**TASK STATEMENT**
Repeat the records in full. No pictures belong in the copy.

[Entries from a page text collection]
== == ==

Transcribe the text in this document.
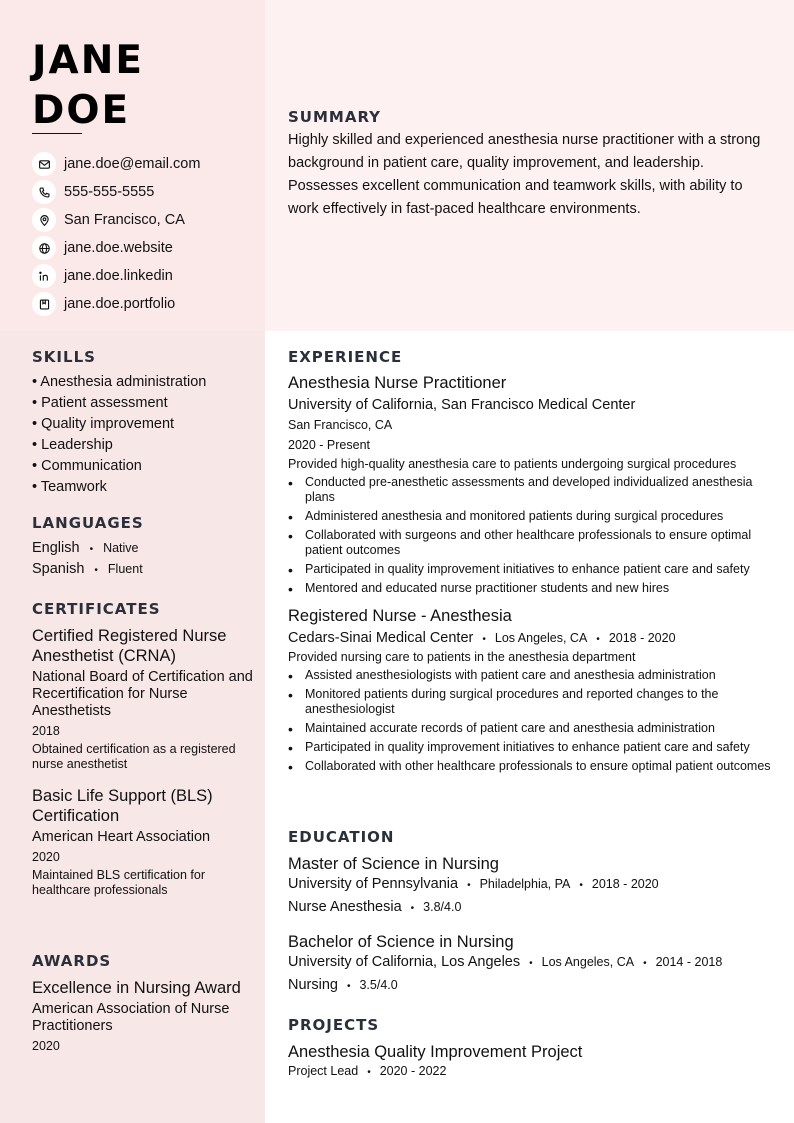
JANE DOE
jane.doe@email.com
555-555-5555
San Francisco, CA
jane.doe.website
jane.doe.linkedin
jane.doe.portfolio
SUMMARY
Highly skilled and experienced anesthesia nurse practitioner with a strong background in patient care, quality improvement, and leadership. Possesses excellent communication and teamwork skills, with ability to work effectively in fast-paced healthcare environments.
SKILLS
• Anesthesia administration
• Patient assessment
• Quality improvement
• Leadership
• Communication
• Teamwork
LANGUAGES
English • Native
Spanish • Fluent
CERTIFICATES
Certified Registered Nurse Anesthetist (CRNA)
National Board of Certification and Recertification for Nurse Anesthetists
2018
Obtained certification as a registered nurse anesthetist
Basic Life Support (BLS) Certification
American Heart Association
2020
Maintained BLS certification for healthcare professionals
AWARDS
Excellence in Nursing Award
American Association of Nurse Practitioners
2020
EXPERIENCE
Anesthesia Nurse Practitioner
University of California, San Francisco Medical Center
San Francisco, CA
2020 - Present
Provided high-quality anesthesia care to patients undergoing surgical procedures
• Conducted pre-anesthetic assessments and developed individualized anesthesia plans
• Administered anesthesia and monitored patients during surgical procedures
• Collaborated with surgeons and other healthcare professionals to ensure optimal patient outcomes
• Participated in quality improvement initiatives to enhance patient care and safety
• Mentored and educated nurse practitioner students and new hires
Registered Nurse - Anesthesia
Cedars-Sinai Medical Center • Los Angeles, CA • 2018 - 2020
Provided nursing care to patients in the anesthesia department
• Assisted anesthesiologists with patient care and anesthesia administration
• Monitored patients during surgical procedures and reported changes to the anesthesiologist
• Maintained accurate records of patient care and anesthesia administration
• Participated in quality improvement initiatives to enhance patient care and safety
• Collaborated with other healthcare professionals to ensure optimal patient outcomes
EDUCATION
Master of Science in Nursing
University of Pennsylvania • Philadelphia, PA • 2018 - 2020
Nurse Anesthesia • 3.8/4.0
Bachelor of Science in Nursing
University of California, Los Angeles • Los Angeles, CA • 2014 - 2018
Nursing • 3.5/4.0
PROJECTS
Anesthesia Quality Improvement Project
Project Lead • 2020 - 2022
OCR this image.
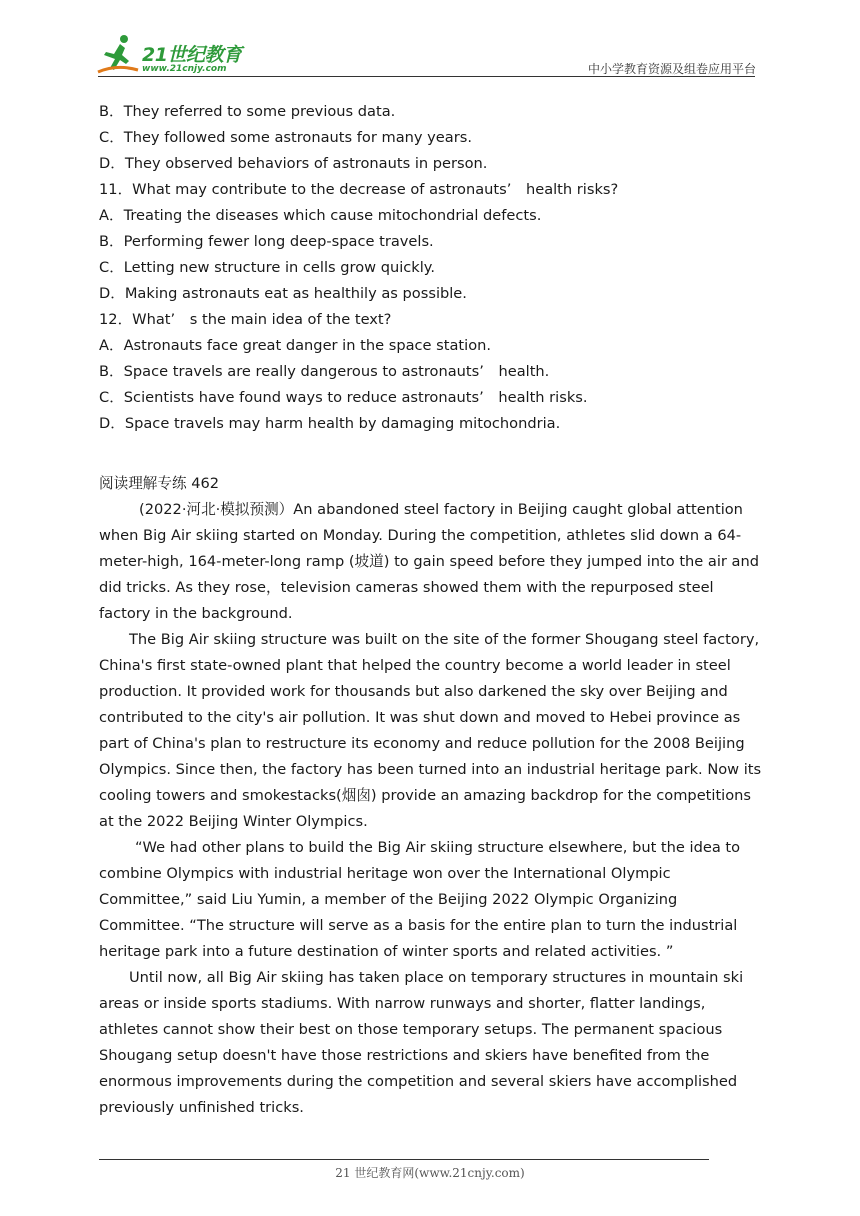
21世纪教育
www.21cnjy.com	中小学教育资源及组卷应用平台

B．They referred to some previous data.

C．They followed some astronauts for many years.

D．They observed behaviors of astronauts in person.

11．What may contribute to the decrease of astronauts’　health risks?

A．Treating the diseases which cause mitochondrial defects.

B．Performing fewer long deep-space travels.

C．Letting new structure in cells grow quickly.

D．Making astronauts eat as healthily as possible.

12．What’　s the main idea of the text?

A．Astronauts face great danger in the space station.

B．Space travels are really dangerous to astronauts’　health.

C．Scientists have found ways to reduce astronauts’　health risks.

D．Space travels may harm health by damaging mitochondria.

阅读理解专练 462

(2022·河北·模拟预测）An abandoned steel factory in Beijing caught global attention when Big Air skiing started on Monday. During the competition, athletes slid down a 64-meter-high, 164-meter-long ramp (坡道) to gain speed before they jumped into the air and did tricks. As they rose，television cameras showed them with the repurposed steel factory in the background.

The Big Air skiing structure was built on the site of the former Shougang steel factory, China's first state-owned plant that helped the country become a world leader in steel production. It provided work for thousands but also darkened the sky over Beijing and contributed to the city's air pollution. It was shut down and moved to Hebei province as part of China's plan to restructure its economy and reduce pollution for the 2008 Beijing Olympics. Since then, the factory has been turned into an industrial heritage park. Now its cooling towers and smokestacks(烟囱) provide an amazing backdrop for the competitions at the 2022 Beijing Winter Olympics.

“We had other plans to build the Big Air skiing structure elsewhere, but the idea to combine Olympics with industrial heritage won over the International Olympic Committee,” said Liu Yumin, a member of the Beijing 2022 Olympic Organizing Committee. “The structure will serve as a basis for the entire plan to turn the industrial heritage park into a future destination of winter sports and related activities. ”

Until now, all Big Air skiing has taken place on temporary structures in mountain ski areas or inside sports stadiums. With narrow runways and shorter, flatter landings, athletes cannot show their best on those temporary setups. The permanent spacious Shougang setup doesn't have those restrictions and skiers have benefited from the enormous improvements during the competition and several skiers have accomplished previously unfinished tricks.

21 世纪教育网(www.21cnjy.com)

== == ==

**OUTPUT**
Transcribe the text in this document.
JANE DOE
jane.doe@email.com
555-555-5555
San Francisco, CA
jane.doe.website
jane.doe.linkedin
jane.doe.portfolio
SUMMARY
Highly skilled and experienced anesthesia nurse practitioner with a strong background in patient care, quality improvement, and leadership. Possesses excellent communication and teamwork skills, with ability to work effectively in fast-paced healthcare environments.
SKILLS
• Anesthesia administration
• Patient assessment
• Quality improvement
• Leadership
• Communication
• Teamwork
LANGUAGES
English • Native
Spanish • Fluent
CERTIFICATES
Certified Registered Nurse Anesthetist (CRNA)
National Board of Certification and Recertification for Nurse Anesthetists
2018
Obtained certification as a registered nurse anesthetist
Basic Life Support (BLS) Certification
American Heart Association
2020
Maintained BLS certification for healthcare professionals
AWARDS
Excellence in Nursing Award
American Association of Nurse Practitioners
2020
EXPERIENCE
Anesthesia Nurse Practitioner
University of California, San Francisco Medical Center
San Francisco, CA
2020 - Present
Provided high-quality anesthesia care to patients undergoing surgical procedures
• Conducted pre-anesthetic assessments and developed individualized anesthesia plans
• Administered anesthesia and monitored patients during surgical procedures
• Collaborated with surgeons and other healthcare professionals to ensure optimal patient outcomes
• Participated in quality improvement initiatives to enhance patient care and safety
• Mentored and educated nurse practitioner students and new hires
Registered Nurse - Anesthesia
Cedars-Sinai Medical Center • Los Angeles, CA • 2018 - 2020
Provided nursing care to patients in the anesthesia department
• Assisted anesthesiologists with patient care and anesthesia administration
• Monitored patients during surgical procedures and reported changes to the anesthesiologist
• Maintained accurate records of patient care and anesthesia administration
• Participated in quality improvement initiatives to enhance patient care and safety
• Collaborated with other healthcare professionals to ensure optimal patient outcomes
EDUCATION
Master of Science in Nursing
University of Pennsylvania • Philadelphia, PA • 2018 - 2020
Nurse Anesthesia • 3.8/4.0
Bachelor of Science in Nursing
University of California, Los Angeles • Los Angeles, CA • 2014 - 2018
Nursing • 3.5/4.0
PROJECTS
Anesthesia Quality Improvement Project
Project Lead • 2020 - 2022
OCR this image.
21世纪教育
www.21cnjy.com	中小学教育资源及组卷应用平台

B．They referred to some previous data.

C．They followed some astronauts for many years.

D．They observed behaviors of astronauts in person.

11．What may contribute to the decrease of astronauts’　health risks?

A．Treating the diseases which cause mitochondrial defects.

B．Performing fewer long deep-space travels.

C．Letting new structure in cells grow quickly.

D．Making astronauts eat as healthily as possible.

12．What’　s the main idea of the text?

A．Astronauts face great danger in the space station.

B．Space travels are really dangerous to astronauts’　health.

C．Scientists have found ways to reduce astronauts’　health risks.

D．Space travels may harm health by damaging mitochondria.

阅读理解专练 462

(2022·河北·模拟预测）An abandoned steel factory in Beijing caught global attention when Big Air skiing started on Monday. During the competition, athletes slid down a 64-meter-high, 164-meter-long ramp (坡道) to gain speed before they jumped into the air and did tricks. As they rose，television cameras showed them with the repurposed steel factory in the background.

The Big Air skiing structure was built on the site of the former Shougang steel factory, China's first state-owned plant that helped the country become a world leader in steel production. It provided work for thousands but also darkened the sky over Beijing and contributed to the city's air pollution. It was shut down and moved to Hebei province as part of China's plan to restructure its economy and reduce pollution for the 2008 Beijing Olympics. Since then, the factory has been turned into an industrial heritage park. Now its cooling towers and smokestacks(烟囱) provide an amazing backdrop for the competitions at the 2022 Beijing Winter Olympics.

“We had other plans to build the Big Air skiing structure elsewhere, but the idea to combine Olympics with industrial heritage won over the International Olympic Committee,” said Liu Yumin, a member of the Beijing 2022 Olympic Organizing Committee. “The structure will serve as a basis for the entire plan to turn the industrial heritage park into a future destination of winter sports and related activities. ”

Until now, all Big Air skiing has taken place on temporary structures in mountain ski areas or inside sports stadiums. With narrow runways and shorter, flatter landings, athletes cannot show their best on those temporary setups. The permanent spacious Shougang setup doesn't have those restrictions and skiers have benefited from the enormous improvements during the competition and several skiers have accomplished previously unfinished tricks.

21 世纪教育网(www.21cnjy.com)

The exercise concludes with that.